→ Raw records
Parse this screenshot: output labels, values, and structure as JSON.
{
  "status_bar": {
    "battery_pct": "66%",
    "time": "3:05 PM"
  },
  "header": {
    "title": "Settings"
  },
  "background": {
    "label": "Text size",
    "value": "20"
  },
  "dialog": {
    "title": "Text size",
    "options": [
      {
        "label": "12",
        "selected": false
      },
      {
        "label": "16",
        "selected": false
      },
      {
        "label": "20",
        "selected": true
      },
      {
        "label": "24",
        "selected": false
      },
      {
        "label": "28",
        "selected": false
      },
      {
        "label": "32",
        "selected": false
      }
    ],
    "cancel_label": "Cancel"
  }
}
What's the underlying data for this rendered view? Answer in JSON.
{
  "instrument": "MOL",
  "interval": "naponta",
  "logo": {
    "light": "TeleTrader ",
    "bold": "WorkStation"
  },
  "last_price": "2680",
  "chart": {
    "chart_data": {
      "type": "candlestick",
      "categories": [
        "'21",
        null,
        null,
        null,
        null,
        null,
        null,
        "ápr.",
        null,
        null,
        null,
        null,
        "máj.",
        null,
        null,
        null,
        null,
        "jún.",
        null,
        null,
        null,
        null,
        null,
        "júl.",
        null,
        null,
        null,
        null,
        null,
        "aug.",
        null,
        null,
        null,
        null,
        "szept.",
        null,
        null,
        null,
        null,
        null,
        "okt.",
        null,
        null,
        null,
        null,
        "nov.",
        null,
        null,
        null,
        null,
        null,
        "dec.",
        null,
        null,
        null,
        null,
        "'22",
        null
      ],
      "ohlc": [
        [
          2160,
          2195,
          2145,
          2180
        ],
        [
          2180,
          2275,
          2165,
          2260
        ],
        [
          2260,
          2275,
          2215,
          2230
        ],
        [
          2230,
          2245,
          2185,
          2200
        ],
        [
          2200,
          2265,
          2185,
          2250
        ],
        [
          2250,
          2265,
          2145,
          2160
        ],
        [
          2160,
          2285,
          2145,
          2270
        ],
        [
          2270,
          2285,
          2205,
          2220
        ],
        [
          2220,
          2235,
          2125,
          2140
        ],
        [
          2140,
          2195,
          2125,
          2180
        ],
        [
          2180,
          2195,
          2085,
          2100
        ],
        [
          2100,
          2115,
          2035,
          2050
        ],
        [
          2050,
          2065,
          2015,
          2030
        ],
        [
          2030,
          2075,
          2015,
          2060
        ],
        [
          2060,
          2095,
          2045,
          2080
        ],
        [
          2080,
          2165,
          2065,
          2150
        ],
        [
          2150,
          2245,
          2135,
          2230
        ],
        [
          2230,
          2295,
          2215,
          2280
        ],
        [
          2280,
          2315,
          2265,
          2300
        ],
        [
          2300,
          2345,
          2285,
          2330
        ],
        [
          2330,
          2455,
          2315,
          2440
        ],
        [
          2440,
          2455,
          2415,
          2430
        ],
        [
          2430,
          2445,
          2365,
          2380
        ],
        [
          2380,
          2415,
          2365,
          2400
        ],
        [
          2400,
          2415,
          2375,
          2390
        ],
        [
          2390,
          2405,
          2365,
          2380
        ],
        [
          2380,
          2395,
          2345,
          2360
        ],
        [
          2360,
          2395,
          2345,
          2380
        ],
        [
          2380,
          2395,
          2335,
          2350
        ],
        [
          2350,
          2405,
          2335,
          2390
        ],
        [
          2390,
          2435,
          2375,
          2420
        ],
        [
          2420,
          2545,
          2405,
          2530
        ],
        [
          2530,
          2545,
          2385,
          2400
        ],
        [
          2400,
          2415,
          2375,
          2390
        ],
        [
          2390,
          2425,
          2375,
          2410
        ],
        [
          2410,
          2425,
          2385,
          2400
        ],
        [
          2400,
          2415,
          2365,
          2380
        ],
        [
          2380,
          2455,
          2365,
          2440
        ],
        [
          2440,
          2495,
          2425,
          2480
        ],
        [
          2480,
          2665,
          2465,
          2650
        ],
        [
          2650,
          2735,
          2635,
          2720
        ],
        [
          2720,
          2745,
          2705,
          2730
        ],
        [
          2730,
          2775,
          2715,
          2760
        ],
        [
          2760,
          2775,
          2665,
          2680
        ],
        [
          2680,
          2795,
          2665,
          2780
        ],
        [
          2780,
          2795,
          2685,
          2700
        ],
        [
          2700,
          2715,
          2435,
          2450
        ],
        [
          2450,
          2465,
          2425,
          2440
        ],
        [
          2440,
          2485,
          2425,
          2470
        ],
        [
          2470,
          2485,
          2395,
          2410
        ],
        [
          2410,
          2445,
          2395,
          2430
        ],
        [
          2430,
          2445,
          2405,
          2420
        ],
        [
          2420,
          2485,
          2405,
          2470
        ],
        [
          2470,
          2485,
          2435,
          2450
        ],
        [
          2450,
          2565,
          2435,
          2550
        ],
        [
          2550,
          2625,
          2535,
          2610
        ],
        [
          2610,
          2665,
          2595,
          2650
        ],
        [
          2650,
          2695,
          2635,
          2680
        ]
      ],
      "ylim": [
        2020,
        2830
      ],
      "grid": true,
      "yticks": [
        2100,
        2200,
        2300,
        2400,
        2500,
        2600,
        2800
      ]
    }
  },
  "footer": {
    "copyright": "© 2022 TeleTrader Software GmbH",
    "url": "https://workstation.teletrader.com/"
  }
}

→ What is being asked
Repeat each entry word for word.

→ Response to the task
Parse this screenshot: output labels, values, and structure as JSON.
{
  "status_bar": {
    "battery_pct": "66%",
    "time": "3:05 PM"
  },
  "header": {
    "title": "Settings"
  },
  "background": {
    "label": "Text size",
    "value": "20"
  },
  "dialog": {
    "title": "Text size",
    "options": [
      {
        "label": "12",
        "selected": false
      },
      {
        "label": "16",
        "selected": false
      },
      {
        "label": "20",
        "selected": true
      },
      {
        "label": "24",
        "selected": false
      },
      {
        "label": "28",
        "selected": false
      },
      {
        "label": "32",
        "selected": false
      }
    ],
    "cancel_label": "Cancel"
  }
}
What's the underlying data for this rendered view? Answer in JSON.
{
  "instrument": "MOL",
  "interval": "naponta",
  "logo": {
    "light": "TeleTrader ",
    "bold": "WorkStation"
  },
  "last_price": "2680",
  "chart": {
    "chart_data": {
      "type": "candlestick",
      "categories": [
        "'21",
        null,
        null,
        null,
        null,
        null,
        null,
        "ápr.",
        null,
        null,
        null,
        null,
        "máj.",
        null,
        null,
        null,
        null,
        "jún.",
        null,
        null,
        null,
        null,
        null,
        "júl.",
        null,
        null,
        null,
        null,
        null,
        "aug.",
        null,
        null,
        null,
        null,
        "szept.",
        null,
        null,
        null,
        null,
        null,
        "okt.",
        null,
        null,
        null,
        null,
        "nov.",
        null,
        null,
        null,
        null,
        null,
        "dec.",
        null,
        null,
        null,
        null,
        "'22",
        null
      ],
      "ohlc": [
        [
          2160,
          2195,
          2145,
          2180
        ],
        [
          2180,
          2275,
          2165,
          2260
        ],
        [
          2260,
          2275,
          2215,
          2230
        ],
        [
          2230,
          2245,
          2185,
          2200
        ],
        [
          2200,
          2265,
          2185,
          2250
        ],
        [
          2250,
          2265,
          2145,
          2160
        ],
        [
          2160,
          2285,
          2145,
          2270
        ],
        [
          2270,
          2285,
          2205,
          2220
        ],
        [
          2220,
          2235,
          2125,
          2140
        ],
        [
          2140,
          2195,
          2125,
          2180
        ],
        [
          2180,
          2195,
          2085,
          2100
        ],
        [
          2100,
          2115,
          2035,
          2050
        ],
        [
          2050,
          2065,
          2015,
          2030
        ],
        [
          2030,
          2075,
          2015,
          2060
        ],
        [
          2060,
          2095,
          2045,
          2080
        ],
        [
          2080,
          2165,
          2065,
          2150
        ],
        [
          2150,
          2245,
          2135,
          2230
        ],
        [
          2230,
          2295,
          2215,
          2280
        ],
        [
          2280,
          2315,
          2265,
          2300
        ],
        [
          2300,
          2345,
          2285,
          2330
        ],
        [
          2330,
          2455,
          2315,
          2440
        ],
        [
          2440,
          2455,
          2415,
          2430
        ],
        [
          2430,
          2445,
          2365,
          2380
        ],
        [
          2380,
          2415,
          2365,
          2400
        ],
        [
          2400,
          2415,
          2375,
          2390
        ],
        [
          2390,
          2405,
          2365,
          2380
        ],
        [
          2380,
          2395,
          2345,
          2360
        ],
        [
          2360,
          2395,
          2345,
          2380
        ],
        [
          2380,
          2395,
          2335,
          2350
        ],
        [
          2350,
          2405,
          2335,
          2390
        ],
        [
          2390,
          2435,
          2375,
          2420
        ],
        [
          2420,
          2545,
          2405,
          2530
        ],
        [
          2530,
          2545,
          2385,
          2400
        ],
        [
          2400,
          2415,
          2375,
          2390
        ],
        [
          2390,
          2425,
          2375,
          2410
        ],
        [
          2410,
          2425,
          2385,
          2400
        ],
        [
          2400,
          2415,
          2365,
          2380
        ],
        [
          2380,
          2455,
          2365,
          2440
        ],
        [
          2440,
          2495,
          2425,
          2480
        ],
        [
          2480,
          2665,
          2465,
          2650
        ],
        [
          2650,
          2735,
          2635,
          2720
        ],
        [
          2720,
          2745,
          2705,
          2730
        ],
        [
          2730,
          2775,
          2715,
          2760
        ],
        [
          2760,
          2775,
          2665,
          2680
        ],
        [
          2680,
          2795,
          2665,
          2780
        ],
        [
          2780,
          2795,
          2685,
          2700
        ],
        [
          2700,
          2715,
          2435,
          2450
        ],
        [
          2450,
          2465,
          2425,
          2440
        ],
        [
          2440,
          2485,
          2425,
          2470
        ],
        [
          2470,
          2485,
          2395,
          2410
        ],
        [
          2410,
          2445,
          2395,
          2430
        ],
        [
          2430,
          2445,
          2405,
          2420
        ],
        [
          2420,
          2485,
          2405,
          2470
        ],
        [
          2470,
          2485,
          2435,
          2450
        ],
        [
          2450,
          2565,
          2435,
          2550
        ],
        [
          2550,
          2625,
          2535,
          2610
        ],
        [
          2610,
          2665,
          2595,
          2650
        ],
        [
          2650,
          2695,
          2635,
          2680
        ]
      ],
      "ylim": [
        2020,
        2830
      ],
      "grid": true,
      "yticks": [
        2100,
        2200,
        2300,
        2400,
        2500,
        2600,
        2800
      ]
    }
  },
  "footer": {
    "copyright": "© 2022 TeleTrader Software GmbH",
    "url": "https://workstation.teletrader.com/"
  }
}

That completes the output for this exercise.